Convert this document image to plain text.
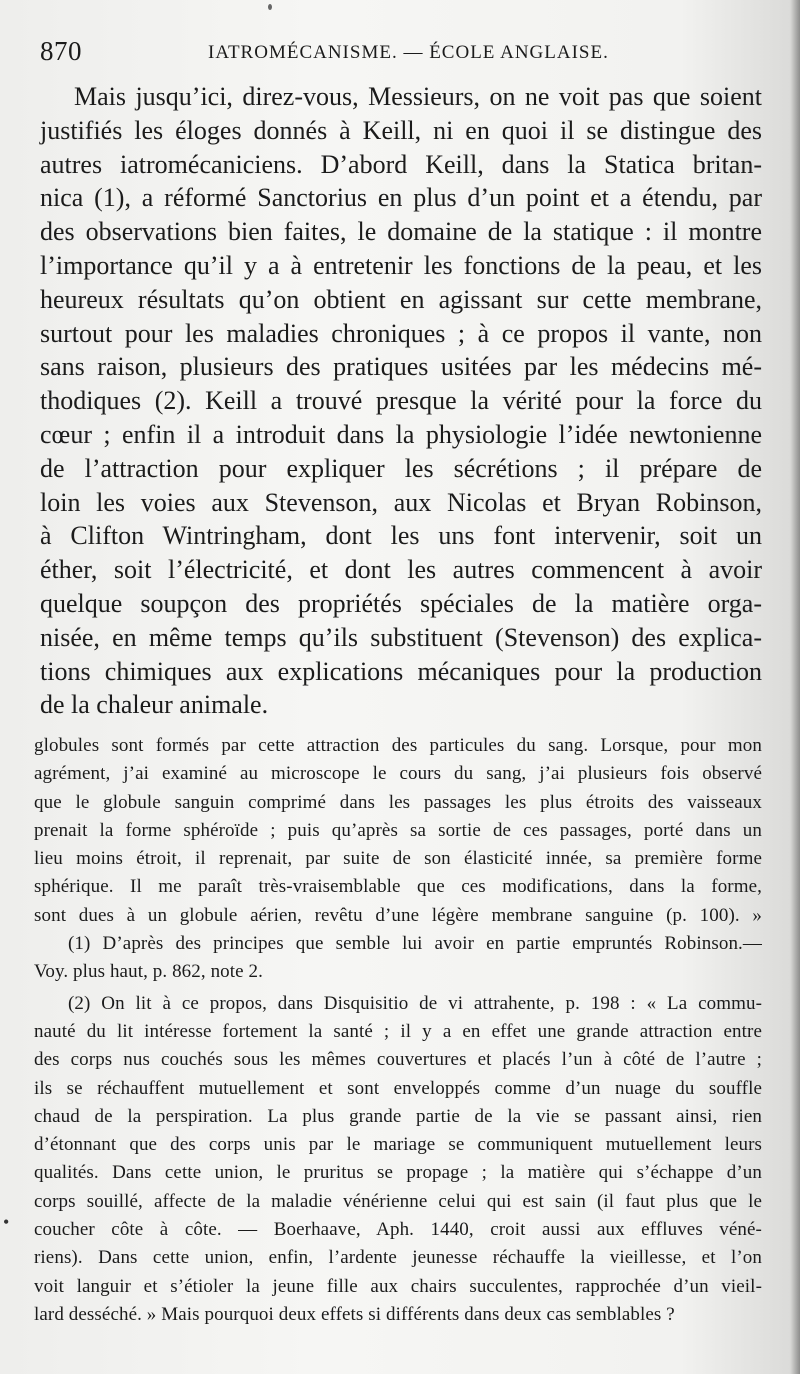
870	IATROMÉCANISME. — ÉCOLE ANGLAISE.
Mais jusqu’ici, direz-vous, Messieurs, on ne voit pas que soient
justifiés les éloges donnés à Keill, ni en quoi il se distingue des
autres iatromécaniciens. D’abord Keill, dans la Statica britan-
nica (1), a réformé Sanctorius en plus d’un point et a étendu, par
des observations bien faites, le domaine de la statique : il montre
l’importance qu’il y a à entretenir les fonctions de la peau, et les
heureux résultats qu’on obtient en agissant sur cette membrane,
surtout pour les maladies chroniques ; à ce propos il vante, non
sans raison, plusieurs des pratiques usitées par les médecins mé-
thodiques (2). Keill a trouvé presque la vérité pour la force du
cœur ; enfin il a introduit dans la physiologie l’idée newtonienne
de l’attraction pour expliquer les sécrétions ; il prépare de
loin les voies aux Stevenson, aux Nicolas et Bryan Robinson,
à Clifton Wintringham, dont les uns font intervenir, soit un
éther, soit l’électricité, et dont les autres commencent à avoir
quelque soupçon des propriétés spéciales de la matière orga-
nisée, en même temps qu’ils substituent (Stevenson) des explica-
tions chimiques aux explications mécaniques pour la production
de la chaleur animale.
globules sont formés par cette attraction des particules du sang. Lorsque, pour mon
agrément, j’ai examiné au microscope le cours du sang, j’ai plusieurs fois observé
que le globule sanguin comprimé dans les passages les plus étroits des vaisseaux
prenait la forme sphéroïde ; puis qu’après sa sortie de ces passages, porté dans un
lieu moins étroit, il reprenait, par suite de son élasticité innée, sa première forme
sphérique. Il me paraît très-vraisemblable que ces modifications, dans la forme,
sont dues à un globule aérien, revêtu d’une légère membrane sanguine (p. 100). »
(1) D’après des principes que semble lui avoir en partie empruntés Robinson.—
Voy. plus haut, p. 862, note 2.
(2) On lit à ce propos, dans Disquisitio de vi attrahente, p. 198 : « La commu-
nauté du lit intéresse fortement la santé ; il y a en effet une grande attraction entre
des corps nus couchés sous les mêmes couvertures et placés l’un à côté de l’autre ;
ils se réchauffent mutuellement et sont enveloppés comme d’un nuage du souffle
chaud de la perspiration. La plus grande partie de la vie se passant ainsi, rien
d’étonnant que des corps unis par le mariage se communiquent mutuellement leurs
qualités. Dans cette union, le pruritus se propage ; la matière qui s’échappe d’un
corps souillé, affecte de la maladie vénérienne celui qui est sain (il faut plus que le
coucher côte à côte. — Boerhaave, Aph. 1440, croit aussi aux effluves véné-
riens). Dans cette union, enfin, l’ardente jeunesse réchauffe la vieillesse, et l’on
voit languir et s’étioler la jeune fille aux chairs succulentes, rapprochée d’un vieil-
lard desséché. » Mais pourquoi deux effets si différents dans deux cas semblables ?
•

------------------------------

● **Written task**
Using the material above, set down every line exactly, but skip the pictures.

● **Task solution**
Convert this document image to plain text.
870	IATROMÉCANISME. — ÉCOLE ANGLAISE.
Mais jusqu’ici, direz-vous, Messieurs, on ne voit pas que soient
justifiés les éloges donnés à Keill, ni en quoi il se distingue des
autres iatromécaniciens. D’abord Keill, dans la Statica britan-
nica (1), a réformé Sanctorius en plus d’un point et a étendu, par
des observations bien faites, le domaine de la statique : il montre
l’importance qu’il y a à entretenir les fonctions de la peau, et les
heureux résultats qu’on obtient en agissant sur cette membrane,
surtout pour les maladies chroniques ; à ce propos il vante, non
sans raison, plusieurs des pratiques usitées par les médecins mé-
thodiques (2). Keill a trouvé presque la vérité pour la force du
cœur ; enfin il a introduit dans la physiologie l’idée newtonienne
de l’attraction pour expliquer les sécrétions ; il prépare de
loin les voies aux Stevenson, aux Nicolas et Bryan Robinson,
à Clifton Wintringham, dont les uns font intervenir, soit un
éther, soit l’électricité, et dont les autres commencent à avoir
quelque soupçon des propriétés spéciales de la matière orga-
nisée, en même temps qu’ils substituent (Stevenson) des explica-
tions chimiques aux explications mécaniques pour la production
de la chaleur animale.
globules sont formés par cette attraction des particules du sang. Lorsque, pour mon
agrément, j’ai examiné au microscope le cours du sang, j’ai plusieurs fois observé
que le globule sanguin comprimé dans les passages les plus étroits des vaisseaux
prenait la forme sphéroïde ; puis qu’après sa sortie de ces passages, porté dans un
lieu moins étroit, il reprenait, par suite de son élasticité innée, sa première forme
sphérique. Il me paraît très-vraisemblable que ces modifications, dans la forme,
sont dues à un globule aérien, revêtu d’une légère membrane sanguine (p. 100). »
(1) D’après des principes que semble lui avoir en partie empruntés Robinson.—
Voy. plus haut, p. 862, note 2.
(2) On lit à ce propos, dans Disquisitio de vi attrahente, p. 198 : « La commu-
nauté du lit intéresse fortement la santé ; il y a en effet une grande attraction entre
des corps nus couchés sous les mêmes couvertures et placés l’un à côté de l’autre ;
ils se réchauffent mutuellement et sont enveloppés comme d’un nuage du souffle
chaud de la perspiration. La plus grande partie de la vie se passant ainsi, rien
d’étonnant que des corps unis par le mariage se communiquent mutuellement leurs
qualités. Dans cette union, le pruritus se propage ; la matière qui s’échappe d’un
corps souillé, affecte de la maladie vénérienne celui qui est sain (il faut plus que le
coucher côte à côte. — Boerhaave, Aph. 1440, croit aussi aux effluves véné-
riens). Dans cette union, enfin, l’ardente jeunesse réchauffe la vieillesse, et l’on
voit languir et s’étioler la jeune fille aux chairs succulentes, rapprochée d’un vieil-
lard desséché. » Mais pourquoi deux effets si différents dans deux cas semblables ?
•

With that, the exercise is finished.